* Source data

## START

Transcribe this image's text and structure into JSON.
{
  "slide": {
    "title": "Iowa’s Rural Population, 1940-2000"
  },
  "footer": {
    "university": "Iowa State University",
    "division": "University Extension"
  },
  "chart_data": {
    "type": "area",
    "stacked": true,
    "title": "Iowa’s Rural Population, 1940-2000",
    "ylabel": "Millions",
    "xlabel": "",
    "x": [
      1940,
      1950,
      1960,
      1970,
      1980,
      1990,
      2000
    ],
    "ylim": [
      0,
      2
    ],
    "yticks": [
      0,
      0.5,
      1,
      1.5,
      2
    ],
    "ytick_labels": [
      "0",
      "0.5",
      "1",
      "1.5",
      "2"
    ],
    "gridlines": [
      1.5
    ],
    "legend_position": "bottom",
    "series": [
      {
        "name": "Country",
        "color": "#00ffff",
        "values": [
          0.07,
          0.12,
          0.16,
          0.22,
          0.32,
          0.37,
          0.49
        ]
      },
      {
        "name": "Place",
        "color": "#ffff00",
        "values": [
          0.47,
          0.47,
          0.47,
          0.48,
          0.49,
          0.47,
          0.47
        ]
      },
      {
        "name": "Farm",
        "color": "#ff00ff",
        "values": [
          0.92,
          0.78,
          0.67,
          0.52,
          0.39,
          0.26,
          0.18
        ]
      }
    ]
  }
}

## END

Copy every line from the entries that contains the word "color".

* Solution to the exercise
        "color": "#00ffff",
        "color": "#ffff00",
        "color": "#ff00ff",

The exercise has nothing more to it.